• **WHAT YOU HAVE TO DO**:
Repeat the whole of the data, keeping every detail the same.

———

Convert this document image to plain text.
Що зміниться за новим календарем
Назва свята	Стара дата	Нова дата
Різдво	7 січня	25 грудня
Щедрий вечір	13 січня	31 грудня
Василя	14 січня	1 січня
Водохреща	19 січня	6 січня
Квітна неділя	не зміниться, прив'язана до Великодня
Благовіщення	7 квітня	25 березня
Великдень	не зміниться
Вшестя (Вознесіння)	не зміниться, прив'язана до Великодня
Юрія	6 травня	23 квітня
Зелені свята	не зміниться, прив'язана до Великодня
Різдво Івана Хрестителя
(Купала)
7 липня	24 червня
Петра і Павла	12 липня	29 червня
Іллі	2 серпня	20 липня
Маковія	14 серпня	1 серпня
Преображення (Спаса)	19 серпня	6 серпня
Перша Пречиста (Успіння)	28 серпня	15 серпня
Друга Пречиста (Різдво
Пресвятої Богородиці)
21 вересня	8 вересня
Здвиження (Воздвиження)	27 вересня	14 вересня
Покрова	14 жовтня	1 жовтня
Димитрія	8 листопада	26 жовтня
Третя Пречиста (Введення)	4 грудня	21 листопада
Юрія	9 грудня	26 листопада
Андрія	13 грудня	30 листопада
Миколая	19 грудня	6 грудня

———

• **SOLUTION FOR THIS EXERCISE**:
Convert this document image to plain text.
Що зміниться за новим календарем
Назва свята	Стара дата	Нова дата
Різдво	7 січня	25 грудня
Щедрий вечір	13 січня	31 грудня
Василя	14 січня	1 січня
Водохреща	19 січня	6 січня
Квітна неділя	не зміниться, прив'язана до Великодня
Благовіщення	7 квітня	25 березня
Великдень	не зміниться
Вшестя (Вознесіння)	не зміниться, прив'язана до Великодня
Юрія	6 травня	23 квітня
Зелені свята	не зміниться, прив'язана до Великодня
Різдво Івана Хрестителя
(Купала)
7 липня	24 червня
Петра і Павла	12 липня	29 червня
Іллі	2 серпня	20 липня
Маковія	14 серпня	1 серпня
Преображення (Спаса)	19 серпня	6 серпня
Перша Пречиста (Успіння)	28 серпня	15 серпня
Друга Пречиста (Різдво
Пресвятої Богородиці)
21 вересня	8 вересня
Здвиження (Воздвиження)	27 вересня	14 вересня
Покрова	14 жовтня	1 жовтня
Димитрія	8 листопада	26 жовтня
Третя Пречиста (Введення)	4 грудня	21 листопада
Юрія	9 грудня	26 листопада
Андрія	13 грудня	30 листопада
Миколая	19 грудня	6 грудня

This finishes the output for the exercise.